» Instructions for the task:
Copy down all of the data underneath, exactly as shown.

» Data excerpts:
::::

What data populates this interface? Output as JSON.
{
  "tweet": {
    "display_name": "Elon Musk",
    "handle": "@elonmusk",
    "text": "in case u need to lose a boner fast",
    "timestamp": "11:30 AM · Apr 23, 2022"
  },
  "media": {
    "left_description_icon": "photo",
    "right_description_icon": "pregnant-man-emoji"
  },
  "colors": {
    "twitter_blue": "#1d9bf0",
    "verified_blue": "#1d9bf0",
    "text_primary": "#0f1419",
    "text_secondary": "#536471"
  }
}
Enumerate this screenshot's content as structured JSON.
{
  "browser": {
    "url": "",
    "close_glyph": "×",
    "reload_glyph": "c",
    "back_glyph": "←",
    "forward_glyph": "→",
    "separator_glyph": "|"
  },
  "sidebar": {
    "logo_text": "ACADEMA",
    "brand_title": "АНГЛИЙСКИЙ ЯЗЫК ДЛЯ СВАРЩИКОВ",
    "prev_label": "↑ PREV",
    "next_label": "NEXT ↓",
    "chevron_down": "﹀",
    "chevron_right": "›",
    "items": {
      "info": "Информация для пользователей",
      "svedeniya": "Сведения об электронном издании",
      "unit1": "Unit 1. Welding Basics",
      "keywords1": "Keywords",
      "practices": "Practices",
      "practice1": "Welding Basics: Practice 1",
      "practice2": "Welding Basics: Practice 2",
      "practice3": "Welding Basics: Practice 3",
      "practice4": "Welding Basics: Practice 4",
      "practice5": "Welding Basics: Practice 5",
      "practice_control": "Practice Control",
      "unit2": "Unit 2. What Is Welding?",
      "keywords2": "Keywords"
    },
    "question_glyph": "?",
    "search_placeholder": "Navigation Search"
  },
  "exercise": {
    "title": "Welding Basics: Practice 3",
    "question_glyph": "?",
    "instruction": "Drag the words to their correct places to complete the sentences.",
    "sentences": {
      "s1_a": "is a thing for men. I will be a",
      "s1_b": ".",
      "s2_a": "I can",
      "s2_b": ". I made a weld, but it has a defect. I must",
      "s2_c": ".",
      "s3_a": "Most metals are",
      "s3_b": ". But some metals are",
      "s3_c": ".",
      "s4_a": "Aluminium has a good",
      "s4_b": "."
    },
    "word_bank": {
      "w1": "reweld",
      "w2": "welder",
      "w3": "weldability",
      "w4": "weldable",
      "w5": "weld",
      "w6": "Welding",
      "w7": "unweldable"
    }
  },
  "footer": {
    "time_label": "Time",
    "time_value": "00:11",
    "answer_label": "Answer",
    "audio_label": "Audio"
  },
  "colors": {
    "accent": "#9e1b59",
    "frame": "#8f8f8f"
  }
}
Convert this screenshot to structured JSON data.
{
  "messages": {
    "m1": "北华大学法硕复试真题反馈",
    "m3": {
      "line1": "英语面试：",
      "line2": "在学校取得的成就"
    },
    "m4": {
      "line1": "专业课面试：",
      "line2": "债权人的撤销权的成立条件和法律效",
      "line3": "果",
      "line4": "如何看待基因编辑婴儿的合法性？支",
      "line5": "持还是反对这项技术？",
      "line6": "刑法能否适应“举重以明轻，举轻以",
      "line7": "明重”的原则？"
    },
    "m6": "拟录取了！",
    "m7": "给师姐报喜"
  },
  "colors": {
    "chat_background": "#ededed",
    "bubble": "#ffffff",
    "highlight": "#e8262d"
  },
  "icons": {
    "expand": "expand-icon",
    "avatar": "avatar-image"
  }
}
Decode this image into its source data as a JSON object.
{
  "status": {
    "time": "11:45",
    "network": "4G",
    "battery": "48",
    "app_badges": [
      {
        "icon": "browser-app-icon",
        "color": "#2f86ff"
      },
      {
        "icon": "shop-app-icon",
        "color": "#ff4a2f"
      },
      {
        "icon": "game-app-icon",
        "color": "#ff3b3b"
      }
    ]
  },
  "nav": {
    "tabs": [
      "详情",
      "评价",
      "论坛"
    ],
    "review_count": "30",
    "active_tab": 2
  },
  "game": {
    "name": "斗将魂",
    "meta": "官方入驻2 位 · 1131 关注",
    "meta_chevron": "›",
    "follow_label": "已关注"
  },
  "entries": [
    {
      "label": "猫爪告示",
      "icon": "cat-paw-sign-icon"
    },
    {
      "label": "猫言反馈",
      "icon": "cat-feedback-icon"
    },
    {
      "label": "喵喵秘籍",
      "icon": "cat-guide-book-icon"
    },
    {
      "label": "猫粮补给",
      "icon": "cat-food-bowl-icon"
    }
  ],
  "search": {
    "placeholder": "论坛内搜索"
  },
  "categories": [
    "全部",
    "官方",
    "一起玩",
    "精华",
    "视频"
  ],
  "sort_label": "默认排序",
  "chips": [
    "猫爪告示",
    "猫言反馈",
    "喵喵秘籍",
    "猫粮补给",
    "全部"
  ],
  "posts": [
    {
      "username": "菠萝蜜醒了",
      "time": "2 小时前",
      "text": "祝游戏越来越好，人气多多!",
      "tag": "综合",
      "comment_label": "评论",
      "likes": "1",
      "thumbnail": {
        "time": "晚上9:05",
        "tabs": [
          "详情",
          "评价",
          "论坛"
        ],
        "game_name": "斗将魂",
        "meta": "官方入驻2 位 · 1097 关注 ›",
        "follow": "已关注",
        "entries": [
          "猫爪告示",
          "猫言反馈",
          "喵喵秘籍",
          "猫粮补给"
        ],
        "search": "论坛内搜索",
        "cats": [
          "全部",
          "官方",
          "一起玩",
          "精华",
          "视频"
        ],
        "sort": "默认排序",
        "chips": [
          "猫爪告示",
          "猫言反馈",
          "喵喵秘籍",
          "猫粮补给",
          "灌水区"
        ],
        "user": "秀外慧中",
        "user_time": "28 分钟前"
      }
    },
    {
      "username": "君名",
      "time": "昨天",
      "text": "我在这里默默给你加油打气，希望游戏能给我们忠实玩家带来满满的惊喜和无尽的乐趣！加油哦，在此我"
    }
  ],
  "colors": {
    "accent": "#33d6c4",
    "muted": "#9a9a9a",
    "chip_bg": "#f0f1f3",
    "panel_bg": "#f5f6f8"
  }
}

::::

» The output:
What data populates this interface? Output as JSON.
{
  "tweet": {
    "display_name": "Elon Musk",
    "handle": "@elonmusk",
    "text": "in case u need to lose a boner fast",
    "timestamp": "11:30 AM · Apr 23, 2022"
  },
  "media": {
    "left_description_icon": "photo",
    "right_description_icon": "pregnant-man-emoji"
  },
  "colors": {
    "twitter_blue": "#1d9bf0",
    "verified_blue": "#1d9bf0",
    "text_primary": "#0f1419",
    "text_secondary": "#536471"
  }
}
Enumerate this screenshot's content as structured JSON.
{
  "browser": {
    "url": "",
    "close_glyph": "×",
    "reload_glyph": "c",
    "back_glyph": "←",
    "forward_glyph": "→",
    "separator_glyph": "|"
  },
  "sidebar": {
    "logo_text": "ACADEMA",
    "brand_title": "АНГЛИЙСКИЙ ЯЗЫК ДЛЯ СВАРЩИКОВ",
    "prev_label": "↑ PREV",
    "next_label": "NEXT ↓",
    "chevron_down": "﹀",
    "chevron_right": "›",
    "items": {
      "info": "Информация для пользователей",
      "svedeniya": "Сведения об электронном издании",
      "unit1": "Unit 1. Welding Basics",
      "keywords1": "Keywords",
      "practices": "Practices",
      "practice1": "Welding Basics: Practice 1",
      "practice2": "Welding Basics: Practice 2",
      "practice3": "Welding Basics: Practice 3",
      "practice4": "Welding Basics: Practice 4",
      "practice5": "Welding Basics: Practice 5",
      "practice_control": "Practice Control",
      "unit2": "Unit 2. What Is Welding?",
      "keywords2": "Keywords"
    },
    "question_glyph": "?",
    "search_placeholder": "Navigation Search"
  },
  "exercise": {
    "title": "Welding Basics: Practice 3",
    "question_glyph": "?",
    "instruction": "Drag the words to their correct places to complete the sentences.",
    "sentences": {
      "s1_a": "is a thing for men. I will be a",
      "s1_b": ".",
      "s2_a": "I can",
      "s2_b": ". I made a weld, but it has a defect. I must",
      "s2_c": ".",
      "s3_a": "Most metals are",
      "s3_b": ". But some metals are",
      "s3_c": ".",
      "s4_a": "Aluminium has a good",
      "s4_b": "."
    },
    "word_bank": {
      "w1": "reweld",
      "w2": "welder",
      "w3": "weldability",
      "w4": "weldable",
      "w5": "weld",
      "w6": "Welding",
      "w7": "unweldable"
    }
  },
  "footer": {
    "time_label": "Time",
    "time_value": "00:11",
    "answer_label": "Answer",
    "audio_label": "Audio"
  },
  "colors": {
    "accent": "#9e1b59",
    "frame": "#8f8f8f"
  }
}
Convert this screenshot to structured JSON data.
{
  "messages": {
    "m1": "北华大学法硕复试真题反馈",
    "m3": {
      "line1": "英语面试：",
      "line2": "在学校取得的成就"
    },
    "m4": {
      "line1": "专业课面试：",
      "line2": "债权人的撤销权的成立条件和法律效",
      "line3": "果",
      "line4": "如何看待基因编辑婴儿的合法性？支",
      "line5": "持还是反对这项技术？",
      "line6": "刑法能否适应“举重以明轻，举轻以",
      "line7": "明重”的原则？"
    },
    "m6": "拟录取了！",
    "m7": "给师姐报喜"
  },
  "colors": {
    "chat_background": "#ededed",
    "bubble": "#ffffff",
    "highlight": "#e8262d"
  },
  "icons": {
    "expand": "expand-icon",
    "avatar": "avatar-image"
  }
}
Decode this image into its source data as a JSON object.
{
  "status": {
    "time": "11:45",
    "network": "4G",
    "battery": "48",
    "app_badges": [
      {
        "icon": "browser-app-icon",
        "color": "#2f86ff"
      },
      {
        "icon": "shop-app-icon",
        "color": "#ff4a2f"
      },
      {
        "icon": "game-app-icon",
        "color": "#ff3b3b"
      }
    ]
  },
  "nav": {
    "tabs": [
      "详情",
      "评价",
      "论坛"
    ],
    "review_count": "30",
    "active_tab": 2
  },
  "game": {
    "name": "斗将魂",
    "meta": "官方入驻2 位 · 1131 关注",
    "meta_chevron": "›",
    "follow_label": "已关注"
  },
  "entries": [
    {
      "label": "猫爪告示",
      "icon": "cat-paw-sign-icon"
    },
    {
      "label": "猫言反馈",
      "icon": "cat-feedback-icon"
    },
    {
      "label": "喵喵秘籍",
      "icon": "cat-guide-book-icon"
    },
    {
      "label": "猫粮补给",
      "icon": "cat-food-bowl-icon"
    }
  ],
  "search": {
    "placeholder": "论坛内搜索"
  },
  "categories": [
    "全部",
    "官方",
    "一起玩",
    "精华",
    "视频"
  ],
  "sort_label": "默认排序",
  "chips": [
    "猫爪告示",
    "猫言反馈",
    "喵喵秘籍",
    "猫粮补给",
    "全部"
  ],
  "posts": [
    {
      "username": "菠萝蜜醒了",
      "time": "2 小时前",
      "text": "祝游戏越来越好，人气多多!",
      "tag": "综合",
      "comment_label": "评论",
      "likes": "1",
      "thumbnail": {
        "time": "晚上9:05",
        "tabs": [
          "详情",
          "评价",
          "论坛"
        ],
        "game_name": "斗将魂",
        "meta": "官方入驻2 位 · 1097 关注 ›",
        "follow": "已关注",
        "entries": [
          "猫爪告示",
          "猫言反馈",
          "喵喵秘籍",
          "猫粮补给"
        ],
        "search": "论坛内搜索",
        "cats": [
          "全部",
          "官方",
          "一起玩",
          "精华",
          "视频"
        ],
        "sort": "默认排序",
        "chips": [
          "猫爪告示",
          "猫言反馈",
          "喵喵秘籍",
          "猫粮补给",
          "灌水区"
        ],
        "user": "秀外慧中",
        "user_time": "28 分钟前"
      }
    },
    {
      "username": "君名",
      "time": "昨天",
      "text": "我在这里默默给你加油打气，希望游戏能给我们忠实玩家带来满满的惊喜和无尽的乐趣！加油哦，在此我"
    }
  ],
  "colors": {
    "accent": "#33d6c4",
    "muted": "#9a9a9a",
    "chip_bg": "#f0f1f3",
    "panel_bg": "#f5f6f8"
  }
}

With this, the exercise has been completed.